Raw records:
□ □ □
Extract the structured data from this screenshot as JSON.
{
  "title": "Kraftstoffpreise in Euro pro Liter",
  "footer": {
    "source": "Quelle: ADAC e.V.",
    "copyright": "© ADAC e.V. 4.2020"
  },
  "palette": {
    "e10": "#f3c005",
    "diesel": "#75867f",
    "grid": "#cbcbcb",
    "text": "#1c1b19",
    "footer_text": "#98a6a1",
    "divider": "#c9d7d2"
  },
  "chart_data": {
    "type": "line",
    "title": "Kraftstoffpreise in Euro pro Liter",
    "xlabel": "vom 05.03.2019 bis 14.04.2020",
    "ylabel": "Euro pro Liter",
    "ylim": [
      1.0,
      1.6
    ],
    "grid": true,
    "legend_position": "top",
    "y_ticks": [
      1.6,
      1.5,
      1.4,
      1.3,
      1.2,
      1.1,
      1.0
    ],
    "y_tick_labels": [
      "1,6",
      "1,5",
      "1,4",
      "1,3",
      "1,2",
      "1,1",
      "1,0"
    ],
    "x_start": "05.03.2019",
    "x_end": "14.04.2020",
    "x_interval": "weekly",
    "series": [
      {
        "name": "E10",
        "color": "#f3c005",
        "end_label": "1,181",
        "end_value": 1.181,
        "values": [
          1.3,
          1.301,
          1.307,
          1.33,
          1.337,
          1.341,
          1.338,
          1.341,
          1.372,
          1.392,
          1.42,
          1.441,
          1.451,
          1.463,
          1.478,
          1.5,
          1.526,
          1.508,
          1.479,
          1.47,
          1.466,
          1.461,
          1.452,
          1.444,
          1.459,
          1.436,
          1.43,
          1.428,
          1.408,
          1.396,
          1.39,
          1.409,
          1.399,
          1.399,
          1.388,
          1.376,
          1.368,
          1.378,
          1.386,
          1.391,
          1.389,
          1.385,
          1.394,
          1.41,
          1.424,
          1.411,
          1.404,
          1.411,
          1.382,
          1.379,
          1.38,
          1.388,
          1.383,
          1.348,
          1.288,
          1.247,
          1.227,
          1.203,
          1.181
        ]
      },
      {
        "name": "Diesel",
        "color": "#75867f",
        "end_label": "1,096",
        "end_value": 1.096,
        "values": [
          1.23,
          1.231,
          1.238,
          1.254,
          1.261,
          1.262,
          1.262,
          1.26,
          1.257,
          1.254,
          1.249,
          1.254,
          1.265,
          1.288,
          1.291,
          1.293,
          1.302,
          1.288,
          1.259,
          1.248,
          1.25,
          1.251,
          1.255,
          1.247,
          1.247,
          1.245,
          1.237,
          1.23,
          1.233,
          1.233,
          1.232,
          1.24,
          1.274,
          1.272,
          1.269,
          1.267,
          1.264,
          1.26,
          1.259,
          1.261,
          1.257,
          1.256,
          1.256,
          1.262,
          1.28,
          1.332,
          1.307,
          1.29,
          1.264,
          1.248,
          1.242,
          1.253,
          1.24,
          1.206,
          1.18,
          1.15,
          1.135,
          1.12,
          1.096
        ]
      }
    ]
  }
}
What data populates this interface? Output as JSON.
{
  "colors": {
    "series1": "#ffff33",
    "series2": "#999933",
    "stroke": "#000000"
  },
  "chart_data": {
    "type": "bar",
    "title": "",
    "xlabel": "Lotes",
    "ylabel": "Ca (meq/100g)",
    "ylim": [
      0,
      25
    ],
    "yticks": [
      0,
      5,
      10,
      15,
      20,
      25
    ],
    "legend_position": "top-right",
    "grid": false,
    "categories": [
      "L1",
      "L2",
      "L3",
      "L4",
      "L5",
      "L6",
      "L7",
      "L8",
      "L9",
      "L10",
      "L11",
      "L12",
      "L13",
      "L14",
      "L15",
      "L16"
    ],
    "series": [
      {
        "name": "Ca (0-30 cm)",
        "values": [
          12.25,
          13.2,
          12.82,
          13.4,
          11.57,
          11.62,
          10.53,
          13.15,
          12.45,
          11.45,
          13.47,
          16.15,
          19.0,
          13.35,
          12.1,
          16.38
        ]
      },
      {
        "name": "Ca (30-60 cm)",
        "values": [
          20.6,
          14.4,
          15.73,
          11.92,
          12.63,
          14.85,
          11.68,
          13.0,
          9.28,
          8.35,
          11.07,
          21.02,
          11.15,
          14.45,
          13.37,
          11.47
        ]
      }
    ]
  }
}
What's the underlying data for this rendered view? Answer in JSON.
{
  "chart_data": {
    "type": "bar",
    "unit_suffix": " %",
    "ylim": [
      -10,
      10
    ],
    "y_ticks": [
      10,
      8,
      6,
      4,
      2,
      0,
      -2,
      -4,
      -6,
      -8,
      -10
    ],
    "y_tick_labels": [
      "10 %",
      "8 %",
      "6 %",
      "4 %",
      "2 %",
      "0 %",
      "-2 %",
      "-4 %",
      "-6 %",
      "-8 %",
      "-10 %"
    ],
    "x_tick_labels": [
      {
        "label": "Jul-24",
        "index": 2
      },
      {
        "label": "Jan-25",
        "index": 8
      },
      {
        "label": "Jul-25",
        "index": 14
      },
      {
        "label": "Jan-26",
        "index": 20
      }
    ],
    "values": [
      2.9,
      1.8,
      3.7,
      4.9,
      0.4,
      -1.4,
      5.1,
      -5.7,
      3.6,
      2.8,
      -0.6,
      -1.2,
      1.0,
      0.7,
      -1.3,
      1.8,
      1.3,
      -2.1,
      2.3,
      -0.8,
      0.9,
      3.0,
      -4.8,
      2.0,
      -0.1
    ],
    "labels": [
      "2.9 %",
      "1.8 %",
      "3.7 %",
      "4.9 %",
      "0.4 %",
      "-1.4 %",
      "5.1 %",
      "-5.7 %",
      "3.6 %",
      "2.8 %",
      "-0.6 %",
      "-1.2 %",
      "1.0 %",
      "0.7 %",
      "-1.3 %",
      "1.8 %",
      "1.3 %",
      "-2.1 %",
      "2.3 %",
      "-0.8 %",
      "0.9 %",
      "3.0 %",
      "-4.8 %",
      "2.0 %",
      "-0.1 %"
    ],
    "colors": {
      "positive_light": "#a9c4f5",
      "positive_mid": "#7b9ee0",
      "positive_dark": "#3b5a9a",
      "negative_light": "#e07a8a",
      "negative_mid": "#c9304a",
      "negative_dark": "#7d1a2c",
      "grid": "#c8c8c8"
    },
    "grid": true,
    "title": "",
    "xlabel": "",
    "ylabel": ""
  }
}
□ □ □
WHAT YOU ARE ASKED TO DO: Retype the records above exactly.

PROBLEM SOLUTION:
Extract the structured data from this screenshot as JSON.
{
  "title": "Kraftstoffpreise in Euro pro Liter",
  "footer": {
    "source": "Quelle: ADAC e.V.",
    "copyright": "© ADAC e.V. 4.2020"
  },
  "palette": {
    "e10": "#f3c005",
    "diesel": "#75867f",
    "grid": "#cbcbcb",
    "text": "#1c1b19",
    "footer_text": "#98a6a1",
    "divider": "#c9d7d2"
  },
  "chart_data": {
    "type": "line",
    "title": "Kraftstoffpreise in Euro pro Liter",
    "xlabel": "vom 05.03.2019 bis 14.04.2020",
    "ylabel": "Euro pro Liter",
    "ylim": [
      1.0,
      1.6
    ],
    "grid": true,
    "legend_position": "top",
    "y_ticks": [
      1.6,
      1.5,
      1.4,
      1.3,
      1.2,
      1.1,
      1.0
    ],
    "y_tick_labels": [
      "1,6",
      "1,5",
      "1,4",
      "1,3",
      "1,2",
      "1,1",
      "1,0"
    ],
    "x_start": "05.03.2019",
    "x_end": "14.04.2020",
    "x_interval": "weekly",
    "series": [
      {
        "name": "E10",
        "color": "#f3c005",
        "end_label": "1,181",
        "end_value": 1.181,
        "values": [
          1.3,
          1.301,
          1.307,
          1.33,
          1.337,
          1.341,
          1.338,
          1.341,
          1.372,
          1.392,
          1.42,
          1.441,
          1.451,
          1.463,
          1.478,
          1.5,
          1.526,
          1.508,
          1.479,
          1.47,
          1.466,
          1.461,
          1.452,
          1.444,
          1.459,
          1.436,
          1.43,
          1.428,
          1.408,
          1.396,
          1.39,
          1.409,
          1.399,
          1.399,
          1.388,
          1.376,
          1.368,
          1.378,
          1.386,
          1.391,
          1.389,
          1.385,
          1.394,
          1.41,
          1.424,
          1.411,
          1.404,
          1.411,
          1.382,
          1.379,
          1.38,
          1.388,
          1.383,
          1.348,
          1.288,
          1.247,
          1.227,
          1.203,
          1.181
        ]
      },
      {
        "name": "Diesel",
        "color": "#75867f",
        "end_label": "1,096",
        "end_value": 1.096,
        "values": [
          1.23,
          1.231,
          1.238,
          1.254,
          1.261,
          1.262,
          1.262,
          1.26,
          1.257,
          1.254,
          1.249,
          1.254,
          1.265,
          1.288,
          1.291,
          1.293,
          1.302,
          1.288,
          1.259,
          1.248,
          1.25,
          1.251,
          1.255,
          1.247,
          1.247,
          1.245,
          1.237,
          1.23,
          1.233,
          1.233,
          1.232,
          1.24,
          1.274,
          1.272,
          1.269,
          1.267,
          1.264,
          1.26,
          1.259,
          1.261,
          1.257,
          1.256,
          1.256,
          1.262,
          1.28,
          1.332,
          1.307,
          1.29,
          1.264,
          1.248,
          1.242,
          1.253,
          1.24,
          1.206,
          1.18,
          1.15,
          1.135,
          1.12,
          1.096
        ]
      }
    ]
  }
}
What data populates this interface? Output as JSON.
{
  "colors": {
    "series1": "#ffff33",
    "series2": "#999933",
    "stroke": "#000000"
  },
  "chart_data": {
    "type": "bar",
    "title": "",
    "xlabel": "Lotes",
    "ylabel": "Ca (meq/100g)",
    "ylim": [
      0,
      25
    ],
    "yticks": [
      0,
      5,
      10,
      15,
      20,
      25
    ],
    "legend_position": "top-right",
    "grid": false,
    "categories": [
      "L1",
      "L2",
      "L3",
      "L4",
      "L5",
      "L6",
      "L7",
      "L8",
      "L9",
      "L10",
      "L11",
      "L12",
      "L13",
      "L14",
      "L15",
      "L16"
    ],
    "series": [
      {
        "name": "Ca (0-30 cm)",
        "values": [
          12.25,
          13.2,
          12.82,
          13.4,
          11.57,
          11.62,
          10.53,
          13.15,
          12.45,
          11.45,
          13.47,
          16.15,
          19.0,
          13.35,
          12.1,
          16.38
        ]
      },
      {
        "name": "Ca (30-60 cm)",
        "values": [
          20.6,
          14.4,
          15.73,
          11.92,
          12.63,
          14.85,
          11.68,
          13.0,
          9.28,
          8.35,
          11.07,
          21.02,
          11.15,
          14.45,
          13.37,
          11.47
        ]
      }
    ]
  }
}
What's the underlying data for this rendered view? Answer in JSON.
{
  "chart_data": {
    "type": "bar",
    "unit_suffix": " %",
    "ylim": [
      -10,
      10
    ],
    "y_ticks": [
      10,
      8,
      6,
      4,
      2,
      0,
      -2,
      -4,
      -6,
      -8,
      -10
    ],
    "y_tick_labels": [
      "10 %",
      "8 %",
      "6 %",
      "4 %",
      "2 %",
      "0 %",
      "-2 %",
      "-4 %",
      "-6 %",
      "-8 %",
      "-10 %"
    ],
    "x_tick_labels": [
      {
        "label": "Jul-24",
        "index": 2
      },
      {
        "label": "Jan-25",
        "index": 8
      },
      {
        "label": "Jul-25",
        "index": 14
      },
      {
        "label": "Jan-26",
        "index": 20
      }
    ],
    "values": [
      2.9,
      1.8,
      3.7,
      4.9,
      0.4,
      -1.4,
      5.1,
      -5.7,
      3.6,
      2.8,
      -0.6,
      -1.2,
      1.0,
      0.7,
      -1.3,
      1.8,
      1.3,
      -2.1,
      2.3,
      -0.8,
      0.9,
      3.0,
      -4.8,
      2.0,
      -0.1
    ],
    "labels": [
      "2.9 %",
      "1.8 %",
      "3.7 %",
      "4.9 %",
      "0.4 %",
      "-1.4 %",
      "5.1 %",
      "-5.7 %",
      "3.6 %",
      "2.8 %",
      "-0.6 %",
      "-1.2 %",
      "1.0 %",
      "0.7 %",
      "-1.3 %",
      "1.8 %",
      "1.3 %",
      "-2.1 %",
      "2.3 %",
      "-0.8 %",
      "0.9 %",
      "3.0 %",
      "-4.8 %",
      "2.0 %",
      "-0.1 %"
    ],
    "colors": {
      "positive_light": "#a9c4f5",
      "positive_mid": "#7b9ee0",
      "positive_dark": "#3b5a9a",
      "negative_light": "#e07a8a",
      "negative_mid": "#c9304a",
      "negative_dark": "#7d1a2c",
      "grid": "#c8c8c8"
    },
    "grid": true,
    "title": "",
    "xlabel": "",
    "ylabel": ""
  }
}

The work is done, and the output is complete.